--- BEGIN Data for this exercise ---

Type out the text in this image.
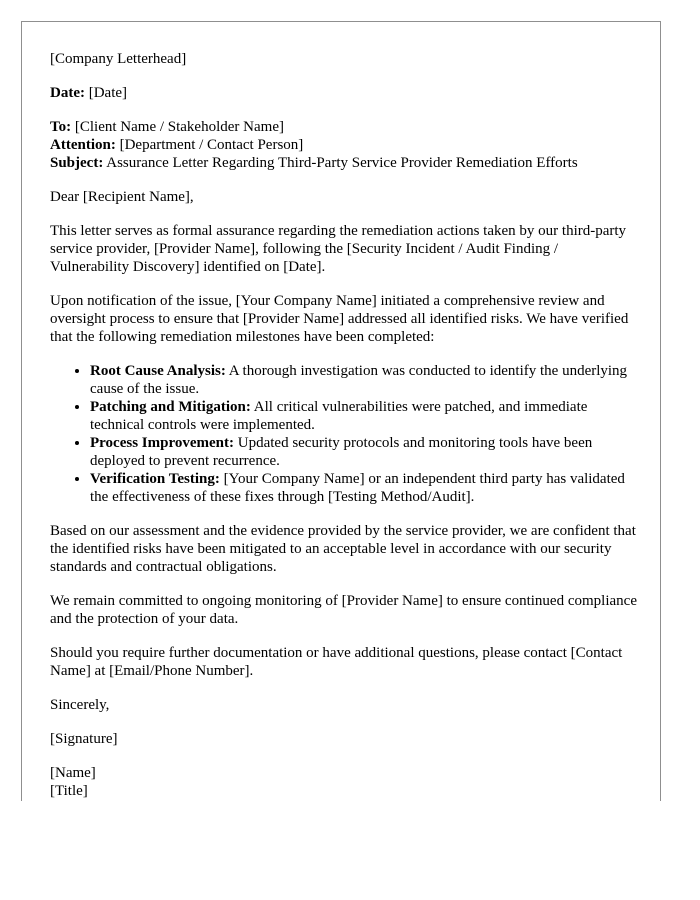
[Company Letterhead]

Date: [Date]

To: [Client Name / Stakeholder Name]

Attention: [Department / Contact Person]

Subject: Assurance Letter Regarding Third-Party Service Provider Remediation Efforts

Dear [Recipient Name],

This letter serves as formal assurance regarding the remediation actions taken by our third-party service provider, [Provider Name], following the [Security Incident / Audit Finding / Vulnerability Discovery] identified on [Date].

Upon notification of the issue, [Your Company Name] initiated a comprehensive review and oversight process to ensure that [Provider Name] addressed all identified risks. We have verified that the following remediation milestones have been completed:

• Root Cause Analysis: A thorough investigation was conducted to identify the underlying cause of the issue.
• Patching and Mitigation: All critical vulnerabilities were patched, and immediate technical controls were implemented.
• Process Improvement: Updated security protocols and monitoring tools have been deployed to prevent recurrence.
• Verification Testing: [Your Company Name] or an independent third party has validated the effectiveness of these fixes through [Testing Method/Audit].

Based on our assessment and the evidence provided by the service provider, we are confident that the identified risks have been mitigated to an acceptable level in accordance with our security standards and contractual obligations.

We remain committed to ongoing monitoring of [Provider Name] to ensure continued compliance and the protection of your data.

Should you require further documentation or have additional questions, please contact [Contact Name] at [Email/Phone Number].

Sincerely,

[Signature]

[Name]

[Title]
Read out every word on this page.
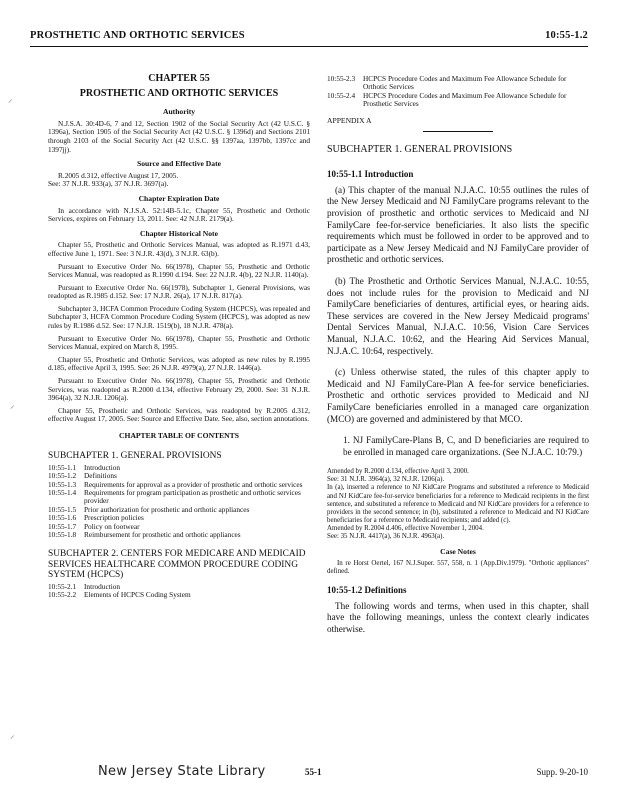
PROSTHETIC AND ORTHOTIC SERVICES	10:55-1.2
⸝
⸝
⸝
CHAPTER 55
PROSTHETIC AND ORTHOTIC SERVICES
Authority
N.J.S.A. 30:4D-6, 7 and 12, Section 1902 of the Social Security Act (42 U.S.C. § 1396a), Section 1905 of the Social Security Act (42 U.S.C. § 1396d) and Sections 2101 through 2103 of the Social Security Act (42 U.S.C. §§ 1397aa, 1397bb, 1397cc and 1397jj).
Source and Effective Date
R.2005 d.312, effective August 17, 2005.
See: 37 N.J.R. 933(a), 37 N.J.R. 3697(a).
Chapter Expiration Date
In accordance with N.J.S.A. 52:14B-5.1c, Chapter 55, Prosthetic and Orthotic Services, expires on February 13, 2011. See: 42 N.J.R. 2179(a).
Chapter Historical Note
Chapter 55, Prosthetic and Orthotic Services Manual, was adopted as R.1971 d.43, effective June 1, 1971. See: 3 N.J.R. 43(d), 3 N.J.R. 63(b).
Pursuant to Executive Order No. 66(1978), Chapter 55, Prosthetic and Orthotic Services Manual, was readopted as R.1990 d.194. See: 22 N.J.R. 4(b), 22 N.J.R. 1140(a).
Pursuant to Executive Order No. 66(1978), Subchapter 1, General Provisions, was readopted as R.1985 d.152. See: 17 N.J.R. 26(a), 17 N.J.R. 817(a).
Subchapter 3, HCFA Common Procedure Coding System (HCPCS), was repealed and Subchapter 3, HCFA Common Procedure Coding System (HCPCS), was adopted as new rules by R.1986 d.52. See: 17 N.J.R. 1519(b), 18 N.J.R. 478(a).
Pursuant to Executive Order No. 66(1978), Chapter 55, Prosthetic and Orthotic Services Manual, expired on March 8, 1995.
Chapter 55, Prosthetic and Orthotic Services, was adopted as new rules by R.1995 d.185, effective April 3, 1995. See: 26 N.J.R. 4979(a), 27 N.J.R. 1446(a).
Pursuant to Executive Order No. 66(1978), Chapter 55, Prosthetic and Orthotic Services, was readopted as R.2000 d.134, effective February 29, 2000. See: 31 N.J.R. 3964(a), 32 N.J.R. 1206(a).
Chapter 55, Prosthetic and Orthotic Services, was readopted by R.2005 d.312, effective August 17, 2005. See: Source and Effective Date. See, also, section annotations.
CHAPTER TABLE OF CONTENTS
SUBCHAPTER 1. GENERAL PROVISIONS
10:55-1.1	Introduction
10:55-1.2	Definitions
10:55-1.3	Requirements for approval as a provider of prosthetic and orthotic services
10:55-1.4	Requirements for program participation as prosthetic and orthotic services provider
10:55-1.5	Prior authorization for prosthetic and orthotic appliances
10:55-1.6	Prescription policies
10:55-1.7	Policy on footwear
10:55-1.8	Reimbursement for prosthetic and orthotic appliances
SUBCHAPTER 2. CENTERS FOR MEDICARE AND MEDICAID SERVICES HEALTHCARE COMMON PROCEDURE CODING SYSTEM (HCPCS)
10:55-2.1	Introduction
10:55-2.2	Elements of HCPCS Coding System
10:55-2.3	HCPCS Procedure Codes and Maximum Fee Allowance Schedule for Orthotic Services
10:55-2.4	HCPCS Procedure Codes and Maximum Fee Allowance Schedule for Prosthetic Services
APPENDIX A
SUBCHAPTER 1. GENERAL PROVISIONS
10:55-1.1 Introduction
(a) This chapter of the manual N.J.A.C. 10:55 outlines the rules of the New Jersey Medicaid and NJ FamilyCare programs relevant to the provision of prosthetic and orthotic services to Medicaid and NJ FamilyCare fee-for-service beneficiaries. It also lists the specific requirements which must be followed in order to be approved and to participate as a New Jersey Medicaid and NJ FamilyCare provider of prosthetic and orthotic services.
(b) The Prosthetic and Orthotic Services Manual, N.J.A.C. 10:55, does not include rules for the provision to Medicaid and NJ FamilyCare beneficiaries of dentures, artificial eyes, or hearing aids. These services are covered in the New Jersey Medicaid programs' Dental Services Manual, N.J.A.C. 10:56, Vision Care Services Manual, N.J.A.C. 10:62, and the Hearing Aid Services Manual, N.J.A.C. 10:64, respectively.
(c) Unless otherwise stated, the rules of this chapter apply to Medicaid and NJ FamilyCare-Plan A fee-for service beneficiaries. Prosthetic and orthotic services provided to Medicaid and NJ FamilyCare beneficiaries enrolled in a managed care organization (MCO) are governed and administered by that MCO.
1. NJ FamilyCare-Plans B, C, and D beneficiaries are required to be enrolled in managed care organizations. (See N.J.A.C. 10:79.)
Amended by R.2000 d.134, effective April 3, 2000.
See: 31 N.J.R. 3964(a), 32 N.J.R. 1206(a).
In (a), inserted a reference to NJ KidCare Programs and substituted a reference to Medicaid and NJ KidCare fee-for-service beneficiaries for a reference to Medicaid recipients in the first sentence, and substituted a reference to Medicaid and NJ KidCare providers for a reference to providers in the second sentence; in (b), substituted a reference to Medicaid and NJ KidCare beneficiaries for a reference to Medicaid recipients; and added (c).
Amended by R.2004 d.406, effective November 1, 2004.
See: 35 N.J.R. 4417(a), 36 N.J.R. 4963(a).
Case Notes
In re Horst Oertel, 167 N.J.Super. 557, 558, n. 1 (App.Div.1979). "Orthotic appliances" defined.
10:55-1.2 Definitions
The following words and terms, when used in this chapter, shall have the following meanings, unless the context clearly indicates otherwise.
New Jersey State Library	55-1	Supp. 9-20-10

--- END Data for this exercise ---

● **Problem statement**
Extract the entries in full, exactly as they are, minus the pictures.

● **Written reply**
Type out the text in this image.
[Company Letterhead]

Date: [Date]

To: [Client Name / Stakeholder Name]

Attention: [Department / Contact Person]

Subject: Assurance Letter Regarding Third-Party Service Provider Remediation Efforts

Dear [Recipient Name],

This letter serves as formal assurance regarding the remediation actions taken by our third-party service provider, [Provider Name], following the [Security Incident / Audit Finding / Vulnerability Discovery] identified on [Date].

Upon notification of the issue, [Your Company Name] initiated a comprehensive review and oversight process to ensure that [Provider Name] addressed all identified risks. We have verified that the following remediation milestones have been completed:

• Root Cause Analysis: A thorough investigation was conducted to identify the underlying cause of the issue.
• Patching and Mitigation: All critical vulnerabilities were patched, and immediate technical controls were implemented.
• Process Improvement: Updated security protocols and monitoring tools have been deployed to prevent recurrence.
• Verification Testing: [Your Company Name] or an independent third party has validated the effectiveness of these fixes through [Testing Method/Audit].

Based on our assessment and the evidence provided by the service provider, we are confident that the identified risks have been mitigated to an acceptable level in accordance with our security standards and contractual obligations.

We remain committed to ongoing monitoring of [Provider Name] to ensure continued compliance and the protection of your data.

Should you require further documentation or have additional questions, please contact [Contact Name] at [Email/Phone Number].

Sincerely,

[Signature]

[Name]

[Title]
Read out every word on this page.
PROSTHETIC AND ORTHOTIC SERVICES	10:55-1.2
⸝
⸝
⸝
CHAPTER 55
PROSTHETIC AND ORTHOTIC SERVICES
Authority
N.J.S.A. 30:4D-6, 7 and 12, Section 1902 of the Social Security Act (42 U.S.C. § 1396a), Section 1905 of the Social Security Act (42 U.S.C. § 1396d) and Sections 2101 through 2103 of the Social Security Act (42 U.S.C. §§ 1397aa, 1397bb, 1397cc and 1397jj).
Source and Effective Date
R.2005 d.312, effective August 17, 2005.
See: 37 N.J.R. 933(a), 37 N.J.R. 3697(a).
Chapter Expiration Date
In accordance with N.J.S.A. 52:14B-5.1c, Chapter 55, Prosthetic and Orthotic Services, expires on February 13, 2011. See: 42 N.J.R. 2179(a).
Chapter Historical Note
Chapter 55, Prosthetic and Orthotic Services Manual, was adopted as R.1971 d.43, effective June 1, 1971. See: 3 N.J.R. 43(d), 3 N.J.R. 63(b).
Pursuant to Executive Order No. 66(1978), Chapter 55, Prosthetic and Orthotic Services Manual, was readopted as R.1990 d.194. See: 22 N.J.R. 4(b), 22 N.J.R. 1140(a).
Pursuant to Executive Order No. 66(1978), Subchapter 1, General Provisions, was readopted as R.1985 d.152. See: 17 N.J.R. 26(a), 17 N.J.R. 817(a).
Subchapter 3, HCFA Common Procedure Coding System (HCPCS), was repealed and Subchapter 3, HCFA Common Procedure Coding System (HCPCS), was adopted as new rules by R.1986 d.52. See: 17 N.J.R. 1519(b), 18 N.J.R. 478(a).
Pursuant to Executive Order No. 66(1978), Chapter 55, Prosthetic and Orthotic Services Manual, expired on March 8, 1995.
Chapter 55, Prosthetic and Orthotic Services, was adopted as new rules by R.1995 d.185, effective April 3, 1995. See: 26 N.J.R. 4979(a), 27 N.J.R. 1446(a).
Pursuant to Executive Order No. 66(1978), Chapter 55, Prosthetic and Orthotic Services, was readopted as R.2000 d.134, effective February 29, 2000. See: 31 N.J.R. 3964(a), 32 N.J.R. 1206(a).
Chapter 55, Prosthetic and Orthotic Services, was readopted by R.2005 d.312, effective August 17, 2005. See: Source and Effective Date. See, also, section annotations.
CHAPTER TABLE OF CONTENTS
SUBCHAPTER 1. GENERAL PROVISIONS
10:55-1.1	Introduction
10:55-1.2	Definitions
10:55-1.3	Requirements for approval as a provider of prosthetic and orthotic services
10:55-1.4	Requirements for program participation as prosthetic and orthotic services provider
10:55-1.5	Prior authorization for prosthetic and orthotic appliances
10:55-1.6	Prescription policies
10:55-1.7	Policy on footwear
10:55-1.8	Reimbursement for prosthetic and orthotic appliances
SUBCHAPTER 2. CENTERS FOR MEDICARE AND MEDICAID SERVICES HEALTHCARE COMMON PROCEDURE CODING SYSTEM (HCPCS)
10:55-2.1	Introduction
10:55-2.2	Elements of HCPCS Coding System
10:55-2.3	HCPCS Procedure Codes and Maximum Fee Allowance Schedule for Orthotic Services
10:55-2.4	HCPCS Procedure Codes and Maximum Fee Allowance Schedule for Prosthetic Services
APPENDIX A
SUBCHAPTER 1. GENERAL PROVISIONS
10:55-1.1 Introduction
(a) This chapter of the manual N.J.A.C. 10:55 outlines the rules of the New Jersey Medicaid and NJ FamilyCare programs relevant to the provision of prosthetic and orthotic services to Medicaid and NJ FamilyCare fee-for-service beneficiaries. It also lists the specific requirements which must be followed in order to be approved and to participate as a New Jersey Medicaid and NJ FamilyCare provider of prosthetic and orthotic services.
(b) The Prosthetic and Orthotic Services Manual, N.J.A.C. 10:55, does not include rules for the provision to Medicaid and NJ FamilyCare beneficiaries of dentures, artificial eyes, or hearing aids. These services are covered in the New Jersey Medicaid programs' Dental Services Manual, N.J.A.C. 10:56, Vision Care Services Manual, N.J.A.C. 10:62, and the Hearing Aid Services Manual, N.J.A.C. 10:64, respectively.
(c) Unless otherwise stated, the rules of this chapter apply to Medicaid and NJ FamilyCare-Plan A fee-for service beneficiaries. Prosthetic and orthotic services provided to Medicaid and NJ FamilyCare beneficiaries enrolled in a managed care organization (MCO) are governed and administered by that MCO.
1. NJ FamilyCare-Plans B, C, and D beneficiaries are required to be enrolled in managed care organizations. (See N.J.A.C. 10:79.)
Amended by R.2000 d.134, effective April 3, 2000.
See: 31 N.J.R. 3964(a), 32 N.J.R. 1206(a).
In (a), inserted a reference to NJ KidCare Programs and substituted a reference to Medicaid and NJ KidCare fee-for-service beneficiaries for a reference to Medicaid recipients in the first sentence, and substituted a reference to Medicaid and NJ KidCare providers for a reference to providers in the second sentence; in (b), substituted a reference to Medicaid and NJ KidCare beneficiaries for a reference to Medicaid recipients; and added (c).
Amended by R.2004 d.406, effective November 1, 2004.
See: 35 N.J.R. 4417(a), 36 N.J.R. 4963(a).
Case Notes
In re Horst Oertel, 167 N.J.Super. 557, 558, n. 1 (App.Div.1979). "Orthotic appliances" defined.
10:55-1.2 Definitions
The following words and terms, when used in this chapter, shall have the following meanings, unless the context clearly indicates otherwise.
New Jersey State Library	55-1	Supp. 9-20-10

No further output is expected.